## Task to complete
Tally up the lines that include "forecast" and state that number by itself.

## Data for processing
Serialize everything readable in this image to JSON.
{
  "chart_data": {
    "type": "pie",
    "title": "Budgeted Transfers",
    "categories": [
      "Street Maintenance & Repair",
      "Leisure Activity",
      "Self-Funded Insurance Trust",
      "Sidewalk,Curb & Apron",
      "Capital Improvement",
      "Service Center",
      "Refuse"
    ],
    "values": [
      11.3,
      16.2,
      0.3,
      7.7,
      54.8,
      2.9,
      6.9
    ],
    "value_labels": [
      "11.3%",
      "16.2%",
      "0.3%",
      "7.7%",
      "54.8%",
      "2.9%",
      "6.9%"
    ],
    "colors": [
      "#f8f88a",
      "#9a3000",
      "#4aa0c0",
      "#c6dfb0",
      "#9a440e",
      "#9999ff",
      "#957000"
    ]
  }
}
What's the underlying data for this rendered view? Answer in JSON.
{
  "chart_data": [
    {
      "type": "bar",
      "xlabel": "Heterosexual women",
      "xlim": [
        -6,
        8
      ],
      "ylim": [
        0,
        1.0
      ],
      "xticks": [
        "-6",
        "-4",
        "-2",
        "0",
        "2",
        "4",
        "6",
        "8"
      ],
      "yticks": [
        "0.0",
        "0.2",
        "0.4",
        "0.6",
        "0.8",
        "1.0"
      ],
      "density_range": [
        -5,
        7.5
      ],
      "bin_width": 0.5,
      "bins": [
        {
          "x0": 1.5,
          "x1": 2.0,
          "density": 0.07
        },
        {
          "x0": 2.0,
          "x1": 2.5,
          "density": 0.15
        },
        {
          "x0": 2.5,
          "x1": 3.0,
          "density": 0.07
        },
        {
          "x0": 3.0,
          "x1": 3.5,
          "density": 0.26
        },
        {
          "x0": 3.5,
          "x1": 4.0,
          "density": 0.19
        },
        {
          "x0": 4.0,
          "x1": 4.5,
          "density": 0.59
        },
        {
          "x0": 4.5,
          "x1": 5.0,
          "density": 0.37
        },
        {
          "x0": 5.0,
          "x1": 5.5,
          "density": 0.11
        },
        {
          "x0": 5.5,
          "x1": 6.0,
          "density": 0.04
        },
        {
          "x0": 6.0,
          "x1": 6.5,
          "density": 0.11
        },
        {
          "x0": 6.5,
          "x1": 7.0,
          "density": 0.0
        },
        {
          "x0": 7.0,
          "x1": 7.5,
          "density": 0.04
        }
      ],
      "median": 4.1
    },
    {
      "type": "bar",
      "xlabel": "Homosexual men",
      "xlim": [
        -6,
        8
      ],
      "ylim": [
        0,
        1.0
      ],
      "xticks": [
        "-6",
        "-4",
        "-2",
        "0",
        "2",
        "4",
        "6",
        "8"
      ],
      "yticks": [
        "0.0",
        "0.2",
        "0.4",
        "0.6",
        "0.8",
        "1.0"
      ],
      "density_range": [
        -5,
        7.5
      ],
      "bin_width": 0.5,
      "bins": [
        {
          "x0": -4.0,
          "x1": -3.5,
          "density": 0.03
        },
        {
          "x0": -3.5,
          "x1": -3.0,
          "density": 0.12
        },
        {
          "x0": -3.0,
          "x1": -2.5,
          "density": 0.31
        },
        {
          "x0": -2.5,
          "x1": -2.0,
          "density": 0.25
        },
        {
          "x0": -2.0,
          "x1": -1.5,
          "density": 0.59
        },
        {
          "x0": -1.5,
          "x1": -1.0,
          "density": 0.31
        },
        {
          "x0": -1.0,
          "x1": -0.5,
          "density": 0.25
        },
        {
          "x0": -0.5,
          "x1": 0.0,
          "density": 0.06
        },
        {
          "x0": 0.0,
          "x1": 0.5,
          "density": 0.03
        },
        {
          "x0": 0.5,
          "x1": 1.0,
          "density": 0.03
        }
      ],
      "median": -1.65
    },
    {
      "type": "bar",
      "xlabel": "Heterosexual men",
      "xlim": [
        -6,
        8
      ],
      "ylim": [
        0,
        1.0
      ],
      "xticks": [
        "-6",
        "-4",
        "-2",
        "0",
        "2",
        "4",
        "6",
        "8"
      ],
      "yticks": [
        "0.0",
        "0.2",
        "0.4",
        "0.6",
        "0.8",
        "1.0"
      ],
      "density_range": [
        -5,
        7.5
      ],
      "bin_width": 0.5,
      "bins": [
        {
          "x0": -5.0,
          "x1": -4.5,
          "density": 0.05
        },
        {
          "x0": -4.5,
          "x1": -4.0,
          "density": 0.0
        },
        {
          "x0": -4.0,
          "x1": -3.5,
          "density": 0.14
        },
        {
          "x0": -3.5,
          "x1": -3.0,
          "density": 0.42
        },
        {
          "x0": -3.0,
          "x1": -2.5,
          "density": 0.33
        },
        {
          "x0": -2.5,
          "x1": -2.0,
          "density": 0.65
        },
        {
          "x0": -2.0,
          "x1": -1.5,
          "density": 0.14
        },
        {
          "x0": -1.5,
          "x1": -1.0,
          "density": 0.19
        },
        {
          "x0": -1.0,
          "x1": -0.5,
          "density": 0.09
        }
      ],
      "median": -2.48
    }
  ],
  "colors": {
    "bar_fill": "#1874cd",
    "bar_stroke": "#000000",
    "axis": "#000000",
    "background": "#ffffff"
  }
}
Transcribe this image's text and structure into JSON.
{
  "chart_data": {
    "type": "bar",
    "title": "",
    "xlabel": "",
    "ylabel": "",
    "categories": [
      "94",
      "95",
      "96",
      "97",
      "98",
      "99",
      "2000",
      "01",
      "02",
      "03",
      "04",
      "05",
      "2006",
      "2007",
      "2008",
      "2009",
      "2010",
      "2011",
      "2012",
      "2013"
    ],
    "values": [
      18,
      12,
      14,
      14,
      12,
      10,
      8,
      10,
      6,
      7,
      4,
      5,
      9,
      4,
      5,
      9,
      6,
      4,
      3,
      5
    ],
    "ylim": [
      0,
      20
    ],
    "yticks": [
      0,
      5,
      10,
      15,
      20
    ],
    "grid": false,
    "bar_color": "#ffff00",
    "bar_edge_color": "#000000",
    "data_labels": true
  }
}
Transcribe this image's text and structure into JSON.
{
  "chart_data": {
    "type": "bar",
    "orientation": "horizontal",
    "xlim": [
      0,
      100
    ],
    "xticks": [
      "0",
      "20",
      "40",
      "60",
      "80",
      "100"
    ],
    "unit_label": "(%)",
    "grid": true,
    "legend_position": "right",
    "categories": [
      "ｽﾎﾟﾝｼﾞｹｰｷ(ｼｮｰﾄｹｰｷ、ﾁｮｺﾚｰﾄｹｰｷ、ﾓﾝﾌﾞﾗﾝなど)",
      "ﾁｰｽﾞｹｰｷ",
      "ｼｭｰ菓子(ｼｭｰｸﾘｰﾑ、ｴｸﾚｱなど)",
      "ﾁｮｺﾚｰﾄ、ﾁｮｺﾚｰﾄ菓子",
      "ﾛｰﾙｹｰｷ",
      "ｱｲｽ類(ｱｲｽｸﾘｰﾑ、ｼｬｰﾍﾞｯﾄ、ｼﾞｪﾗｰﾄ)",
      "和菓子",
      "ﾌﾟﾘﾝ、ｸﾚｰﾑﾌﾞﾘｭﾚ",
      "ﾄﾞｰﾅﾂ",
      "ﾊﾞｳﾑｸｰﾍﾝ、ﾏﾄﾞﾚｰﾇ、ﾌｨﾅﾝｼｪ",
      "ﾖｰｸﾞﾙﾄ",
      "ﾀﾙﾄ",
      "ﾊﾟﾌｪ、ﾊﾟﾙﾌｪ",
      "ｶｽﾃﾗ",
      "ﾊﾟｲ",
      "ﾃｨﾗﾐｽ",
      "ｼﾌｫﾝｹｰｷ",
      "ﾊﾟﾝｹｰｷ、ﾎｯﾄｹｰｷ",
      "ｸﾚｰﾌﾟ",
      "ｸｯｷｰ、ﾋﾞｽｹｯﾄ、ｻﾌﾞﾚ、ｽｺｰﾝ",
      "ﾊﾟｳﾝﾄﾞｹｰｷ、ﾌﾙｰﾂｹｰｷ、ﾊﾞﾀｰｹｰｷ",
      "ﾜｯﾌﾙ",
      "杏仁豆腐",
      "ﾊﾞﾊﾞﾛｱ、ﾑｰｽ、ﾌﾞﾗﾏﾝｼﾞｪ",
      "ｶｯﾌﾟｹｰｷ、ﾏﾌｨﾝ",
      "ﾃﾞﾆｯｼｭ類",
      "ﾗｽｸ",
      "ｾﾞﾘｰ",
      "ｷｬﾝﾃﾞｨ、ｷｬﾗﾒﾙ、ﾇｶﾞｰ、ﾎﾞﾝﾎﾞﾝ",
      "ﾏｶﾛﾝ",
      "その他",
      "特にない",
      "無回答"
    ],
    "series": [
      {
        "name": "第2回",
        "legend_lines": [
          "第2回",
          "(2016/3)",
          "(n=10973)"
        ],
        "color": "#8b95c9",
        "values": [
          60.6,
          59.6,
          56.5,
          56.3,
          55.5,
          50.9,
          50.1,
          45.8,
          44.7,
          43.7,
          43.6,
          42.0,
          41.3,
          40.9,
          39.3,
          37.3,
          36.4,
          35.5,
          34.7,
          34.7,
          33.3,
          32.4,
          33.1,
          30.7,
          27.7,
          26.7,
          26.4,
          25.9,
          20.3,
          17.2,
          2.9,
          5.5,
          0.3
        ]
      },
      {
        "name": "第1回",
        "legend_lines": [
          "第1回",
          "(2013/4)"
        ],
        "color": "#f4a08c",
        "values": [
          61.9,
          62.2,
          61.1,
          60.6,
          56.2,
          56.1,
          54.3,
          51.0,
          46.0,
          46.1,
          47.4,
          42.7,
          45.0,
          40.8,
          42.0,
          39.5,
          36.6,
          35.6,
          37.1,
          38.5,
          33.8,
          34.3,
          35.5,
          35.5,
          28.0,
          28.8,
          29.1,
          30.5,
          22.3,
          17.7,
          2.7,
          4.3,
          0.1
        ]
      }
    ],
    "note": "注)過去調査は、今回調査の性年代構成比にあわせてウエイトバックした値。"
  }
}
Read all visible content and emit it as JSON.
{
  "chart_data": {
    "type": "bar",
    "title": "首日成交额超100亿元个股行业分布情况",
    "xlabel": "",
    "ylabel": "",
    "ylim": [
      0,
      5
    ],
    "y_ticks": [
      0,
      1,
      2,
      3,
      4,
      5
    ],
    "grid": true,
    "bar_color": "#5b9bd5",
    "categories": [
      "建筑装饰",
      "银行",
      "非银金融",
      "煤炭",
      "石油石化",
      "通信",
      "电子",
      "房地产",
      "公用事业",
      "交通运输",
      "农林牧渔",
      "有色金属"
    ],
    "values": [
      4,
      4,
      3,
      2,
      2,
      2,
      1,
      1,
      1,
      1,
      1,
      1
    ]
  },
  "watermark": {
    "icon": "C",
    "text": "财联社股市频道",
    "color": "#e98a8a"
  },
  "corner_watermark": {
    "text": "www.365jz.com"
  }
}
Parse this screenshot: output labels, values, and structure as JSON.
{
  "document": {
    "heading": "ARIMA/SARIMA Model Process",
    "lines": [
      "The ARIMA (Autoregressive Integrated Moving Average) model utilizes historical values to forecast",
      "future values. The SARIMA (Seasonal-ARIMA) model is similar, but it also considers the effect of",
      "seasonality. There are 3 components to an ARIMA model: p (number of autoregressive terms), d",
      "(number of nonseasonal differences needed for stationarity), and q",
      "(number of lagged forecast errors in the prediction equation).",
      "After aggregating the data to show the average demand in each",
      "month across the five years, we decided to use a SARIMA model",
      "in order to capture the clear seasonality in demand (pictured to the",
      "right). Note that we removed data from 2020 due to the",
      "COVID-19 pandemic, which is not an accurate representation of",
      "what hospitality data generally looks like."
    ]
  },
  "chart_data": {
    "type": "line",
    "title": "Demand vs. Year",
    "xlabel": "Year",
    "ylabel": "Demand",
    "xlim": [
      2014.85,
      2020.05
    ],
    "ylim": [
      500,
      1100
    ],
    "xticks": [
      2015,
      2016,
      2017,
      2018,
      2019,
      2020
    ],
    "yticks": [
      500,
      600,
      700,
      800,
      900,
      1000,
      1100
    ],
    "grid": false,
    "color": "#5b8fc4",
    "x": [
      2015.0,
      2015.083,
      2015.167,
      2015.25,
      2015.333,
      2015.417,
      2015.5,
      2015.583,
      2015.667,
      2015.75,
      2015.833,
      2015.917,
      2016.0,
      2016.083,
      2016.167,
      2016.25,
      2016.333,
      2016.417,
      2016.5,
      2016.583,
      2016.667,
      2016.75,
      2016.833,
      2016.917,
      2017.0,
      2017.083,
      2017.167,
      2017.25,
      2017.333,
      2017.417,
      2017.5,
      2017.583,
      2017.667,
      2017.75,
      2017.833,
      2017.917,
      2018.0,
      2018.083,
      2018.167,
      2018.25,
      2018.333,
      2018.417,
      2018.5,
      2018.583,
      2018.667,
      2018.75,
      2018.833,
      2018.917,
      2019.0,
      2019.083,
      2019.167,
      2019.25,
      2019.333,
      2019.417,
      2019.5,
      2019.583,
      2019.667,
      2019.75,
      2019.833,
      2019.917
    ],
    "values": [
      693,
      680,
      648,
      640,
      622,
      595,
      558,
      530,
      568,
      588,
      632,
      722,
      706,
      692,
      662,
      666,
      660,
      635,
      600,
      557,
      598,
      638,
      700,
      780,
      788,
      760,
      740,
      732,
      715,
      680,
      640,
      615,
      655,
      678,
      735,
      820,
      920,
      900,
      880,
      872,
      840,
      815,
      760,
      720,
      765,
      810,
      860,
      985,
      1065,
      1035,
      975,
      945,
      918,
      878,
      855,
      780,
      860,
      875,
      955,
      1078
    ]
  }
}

## Answer to the exercise
2